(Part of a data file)
^^^^
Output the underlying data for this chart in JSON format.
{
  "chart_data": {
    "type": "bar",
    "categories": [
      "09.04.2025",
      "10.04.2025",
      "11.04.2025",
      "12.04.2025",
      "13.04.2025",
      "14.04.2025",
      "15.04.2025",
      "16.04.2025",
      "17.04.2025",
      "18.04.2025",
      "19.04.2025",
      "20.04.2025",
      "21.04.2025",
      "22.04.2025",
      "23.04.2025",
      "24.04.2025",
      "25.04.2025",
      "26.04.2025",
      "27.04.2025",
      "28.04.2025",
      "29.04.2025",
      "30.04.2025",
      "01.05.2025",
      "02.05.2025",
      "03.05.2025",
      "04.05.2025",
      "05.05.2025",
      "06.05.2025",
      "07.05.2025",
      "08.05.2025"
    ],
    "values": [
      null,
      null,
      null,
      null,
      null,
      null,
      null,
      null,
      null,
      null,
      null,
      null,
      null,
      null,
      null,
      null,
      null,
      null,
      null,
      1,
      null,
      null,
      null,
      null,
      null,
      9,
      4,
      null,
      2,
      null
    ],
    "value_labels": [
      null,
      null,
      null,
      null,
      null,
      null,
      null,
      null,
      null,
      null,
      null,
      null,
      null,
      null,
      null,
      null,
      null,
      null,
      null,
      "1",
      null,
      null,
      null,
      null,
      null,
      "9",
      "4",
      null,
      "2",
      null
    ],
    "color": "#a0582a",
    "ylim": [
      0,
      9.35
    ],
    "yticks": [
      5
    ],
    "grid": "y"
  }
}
^^^^
**TASK STATEMENT:** The records above should be restated word for word, please.

**OUTPUT FOR THIS EXERCISE:**
Output the underlying data for this chart in JSON format.
{
  "chart_data": {
    "type": "bar",
    "categories": [
      "09.04.2025",
      "10.04.2025",
      "11.04.2025",
      "12.04.2025",
      "13.04.2025",
      "14.04.2025",
      "15.04.2025",
      "16.04.2025",
      "17.04.2025",
      "18.04.2025",
      "19.04.2025",
      "20.04.2025",
      "21.04.2025",
      "22.04.2025",
      "23.04.2025",
      "24.04.2025",
      "25.04.2025",
      "26.04.2025",
      "27.04.2025",
      "28.04.2025",
      "29.04.2025",
      "30.04.2025",
      "01.05.2025",
      "02.05.2025",
      "03.05.2025",
      "04.05.2025",
      "05.05.2025",
      "06.05.2025",
      "07.05.2025",
      "08.05.2025"
    ],
    "values": [
      null,
      null,
      null,
      null,
      null,
      null,
      null,
      null,
      null,
      null,
      null,
      null,
      null,
      null,
      null,
      null,
      null,
      null,
      null,
      1,
      null,
      null,
      null,
      null,
      null,
      9,
      4,
      null,
      2,
      null
    ],
    "value_labels": [
      null,
      null,
      null,
      null,
      null,
      null,
      null,
      null,
      null,
      null,
      null,
      null,
      null,
      null,
      null,
      null,
      null,
      null,
      null,
      "1",
      null,
      null,
      null,
      null,
      null,
      "9",
      "4",
      null,
      "2",
      null
    ],
    "color": "#a0582a",
    "ylim": [
      0,
      9.35
    ],
    "yticks": [
      5
    ],
    "grid": "y"
  }
}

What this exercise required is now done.